» **RECORDS FOR THIS EXERCISE**:

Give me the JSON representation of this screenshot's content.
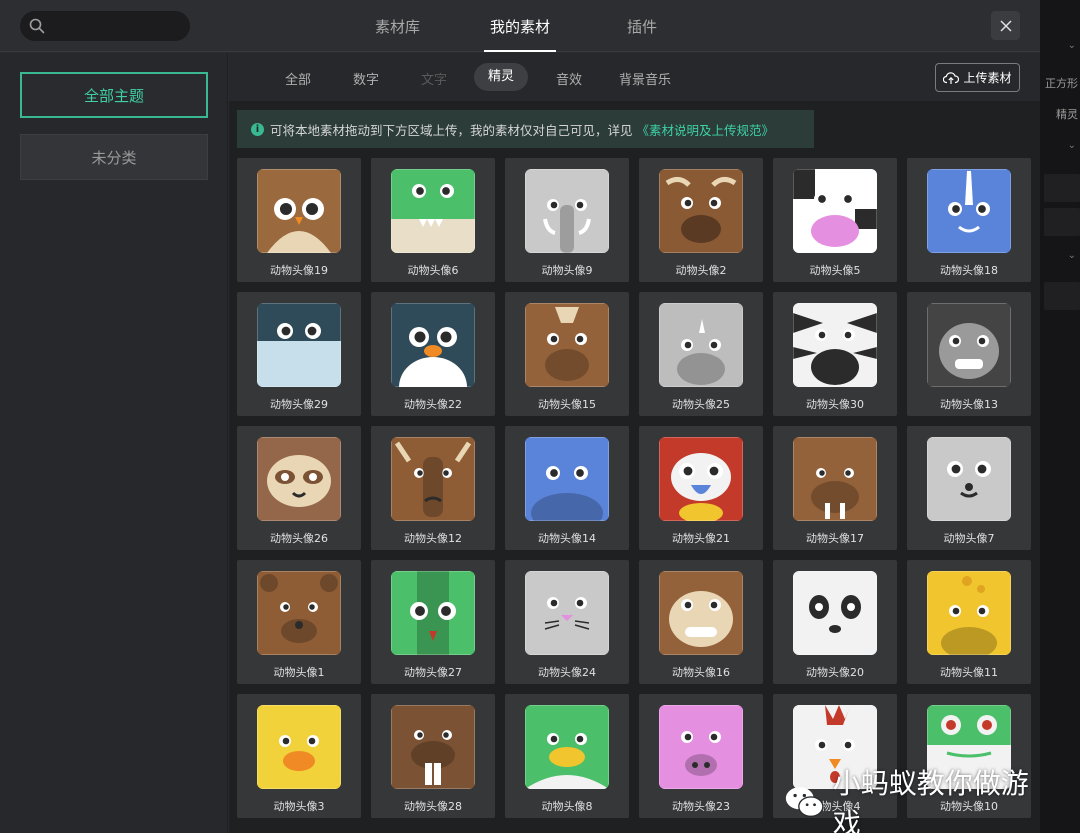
{
  "header": {
    "search_placeholder": "",
    "tabs": [
      {
        "label": "素材库",
        "active": false
      },
      {
        "label": "我的素材",
        "active": true
      },
      {
        "label": "插件",
        "active": false
      }
    ],
    "close_icon": "close-icon"
  },
  "sidebar": {
    "items": [
      {
        "label": "全部主题",
        "active": true
      },
      {
        "label": "未分类",
        "active": false
      }
    ]
  },
  "subtabs": [
    {
      "label": "全部",
      "state": "normal"
    },
    {
      "label": "数字",
      "state": "normal"
    },
    {
      "label": "文字",
      "state": "disabled"
    },
    {
      "label": "精灵",
      "state": "active"
    },
    {
      "label": "音效",
      "state": "normal"
    },
    {
      "label": "背景音乐",
      "state": "normal"
    }
  ],
  "upload": {
    "label": "上传素材",
    "icon": "cloud-upload-icon"
  },
  "notice": {
    "text": "可将本地素材拖动到下方区域上传，我的素材仅对自己可见，详见",
    "link": "《素材说明及上传规范》",
    "icon": "info-icon"
  },
  "assets": [
    {
      "name": "动物头像19",
      "animal": "owl",
      "color": "#9a6a3e"
    },
    {
      "name": "动物头像6",
      "animal": "crocodile",
      "color": "#4cbf6a"
    },
    {
      "name": "动物头像9",
      "animal": "elephant",
      "color": "#c9c9c9"
    },
    {
      "name": "动物头像2",
      "animal": "buffalo",
      "color": "#8a5a34"
    },
    {
      "name": "动物头像5",
      "animal": "cow",
      "color": "#ffffff"
    },
    {
      "name": "动物头像18",
      "animal": "narwhal",
      "color": "#5a84d9"
    },
    {
      "name": "动物头像29",
      "animal": "whale",
      "color": "#2f4a58"
    },
    {
      "name": "动物头像22",
      "animal": "penguin",
      "color": "#2f4a58"
    },
    {
      "name": "动物头像15",
      "animal": "horse",
      "color": "#93623a"
    },
    {
      "name": "动物头像25",
      "animal": "rhino",
      "color": "#bdbdbd"
    },
    {
      "name": "动物头像30",
      "animal": "zebra",
      "color": "#f2f2f2"
    },
    {
      "name": "动物头像13",
      "animal": "gorilla",
      "color": "#444444"
    },
    {
      "name": "动物头像26",
      "animal": "sloth",
      "color": "#94664a"
    },
    {
      "name": "动物头像12",
      "animal": "moose",
      "color": "#8e5d36"
    },
    {
      "name": "动物头像14",
      "animal": "hippo",
      "color": "#5a84d9"
    },
    {
      "name": "动物头像21",
      "animal": "parrot",
      "color": "#c43a2a"
    },
    {
      "name": "动物头像17",
      "animal": "walrus",
      "color": "#93623a"
    },
    {
      "name": "动物头像7",
      "animal": "seal",
      "color": "#c9c9c9"
    },
    {
      "name": "动物头像1",
      "animal": "bear",
      "color": "#8e5d36"
    },
    {
      "name": "动物头像27",
      "animal": "snake",
      "color": "#4cbf6a"
    },
    {
      "name": "动物头像24",
      "animal": "rabbit",
      "color": "#c9c9c9"
    },
    {
      "name": "动物头像16",
      "animal": "monkey",
      "color": "#93623a"
    },
    {
      "name": "动物头像20",
      "animal": "panda",
      "color": "#f2f2f2"
    },
    {
      "name": "动物头像11",
      "animal": "giraffe",
      "color": "#f1c52d"
    },
    {
      "name": "动物头像3",
      "animal": "chick",
      "color": "#f1d23a"
    },
    {
      "name": "动物头像28",
      "animal": "beaver",
      "color": "#7b5233"
    },
    {
      "name": "动物头像8",
      "animal": "duck",
      "color": "#4cbf6a"
    },
    {
      "name": "动物头像23",
      "animal": "pig",
      "color": "#e58fe0"
    },
    {
      "name": "动物头像4",
      "animal": "chicken",
      "color": "#f2f2f2"
    },
    {
      "name": "动物头像10",
      "animal": "frog",
      "color": "#4cbf6a"
    }
  ],
  "background_panel": {
    "labels": [
      "正方形",
      "精灵"
    ]
  },
  "watermark": {
    "text": "小蚂蚁教你做游戏",
    "icon": "wechat-icon"
  },
  "colors": {
    "accent": "#3ab892",
    "modal_bg": "#2a2b2e",
    "card_bg": "#363739"
  }
}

» **PROBLEM REQUIREMENTS**: Copy the material exactly. Do not include the pictures.

» **FULL RESPONSE**:
Give me the JSON representation of this screenshot's content.
{
  "header": {
    "search_placeholder": "",
    "tabs": [
      {
        "label": "素材库",
        "active": false
      },
      {
        "label": "我的素材",
        "active": true
      },
      {
        "label": "插件",
        "active": false
      }
    ],
    "close_icon": "close-icon"
  },
  "sidebar": {
    "items": [
      {
        "label": "全部主题",
        "active": true
      },
      {
        "label": "未分类",
        "active": false
      }
    ]
  },
  "subtabs": [
    {
      "label": "全部",
      "state": "normal"
    },
    {
      "label": "数字",
      "state": "normal"
    },
    {
      "label": "文字",
      "state": "disabled"
    },
    {
      "label": "精灵",
      "state": "active"
    },
    {
      "label": "音效",
      "state": "normal"
    },
    {
      "label": "背景音乐",
      "state": "normal"
    }
  ],
  "upload": {
    "label": "上传素材",
    "icon": "cloud-upload-icon"
  },
  "notice": {
    "text": "可将本地素材拖动到下方区域上传，我的素材仅对自己可见，详见",
    "link": "《素材说明及上传规范》",
    "icon": "info-icon"
  },
  "assets": [
    {
      "name": "动物头像19",
      "animal": "owl",
      "color": "#9a6a3e"
    },
    {
      "name": "动物头像6",
      "animal": "crocodile",
      "color": "#4cbf6a"
    },
    {
      "name": "动物头像9",
      "animal": "elephant",
      "color": "#c9c9c9"
    },
    {
      "name": "动物头像2",
      "animal": "buffalo",
      "color": "#8a5a34"
    },
    {
      "name": "动物头像5",
      "animal": "cow",
      "color": "#ffffff"
    },
    {
      "name": "动物头像18",
      "animal": "narwhal",
      "color": "#5a84d9"
    },
    {
      "name": "动物头像29",
      "animal": "whale",
      "color": "#2f4a58"
    },
    {
      "name": "动物头像22",
      "animal": "penguin",
      "color": "#2f4a58"
    },
    {
      "name": "动物头像15",
      "animal": "horse",
      "color": "#93623a"
    },
    {
      "name": "动物头像25",
      "animal": "rhino",
      "color": "#bdbdbd"
    },
    {
      "name": "动物头像30",
      "animal": "zebra",
      "color": "#f2f2f2"
    },
    {
      "name": "动物头像13",
      "animal": "gorilla",
      "color": "#444444"
    },
    {
      "name": "动物头像26",
      "animal": "sloth",
      "color": "#94664a"
    },
    {
      "name": "动物头像12",
      "animal": "moose",
      "color": "#8e5d36"
    },
    {
      "name": "动物头像14",
      "animal": "hippo",
      "color": "#5a84d9"
    },
    {
      "name": "动物头像21",
      "animal": "parrot",
      "color": "#c43a2a"
    },
    {
      "name": "动物头像17",
      "animal": "walrus",
      "color": "#93623a"
    },
    {
      "name": "动物头像7",
      "animal": "seal",
      "color": "#c9c9c9"
    },
    {
      "name": "动物头像1",
      "animal": "bear",
      "color": "#8e5d36"
    },
    {
      "name": "动物头像27",
      "animal": "snake",
      "color": "#4cbf6a"
    },
    {
      "name": "动物头像24",
      "animal": "rabbit",
      "color": "#c9c9c9"
    },
    {
      "name": "动物头像16",
      "animal": "monkey",
      "color": "#93623a"
    },
    {
      "name": "动物头像20",
      "animal": "panda",
      "color": "#f2f2f2"
    },
    {
      "name": "动物头像11",
      "animal": "giraffe",
      "color": "#f1c52d"
    },
    {
      "name": "动物头像3",
      "animal": "chick",
      "color": "#f1d23a"
    },
    {
      "name": "动物头像28",
      "animal": "beaver",
      "color": "#7b5233"
    },
    {
      "name": "动物头像8",
      "animal": "duck",
      "color": "#4cbf6a"
    },
    {
      "name": "动物头像23",
      "animal": "pig",
      "color": "#e58fe0"
    },
    {
      "name": "动物头像4",
      "animal": "chicken",
      "color": "#f2f2f2"
    },
    {
      "name": "动物头像10",
      "animal": "frog",
      "color": "#4cbf6a"
    }
  ],
  "background_panel": {
    "labels": [
      "正方形",
      "精灵"
    ]
  },
  "watermark": {
    "text": "小蚂蚁教你做游戏",
    "icon": "wechat-icon"
  },
  "colors": {
    "accent": "#3ab892",
    "modal_bg": "#2a2b2e",
    "card_bg": "#363739"
  }
}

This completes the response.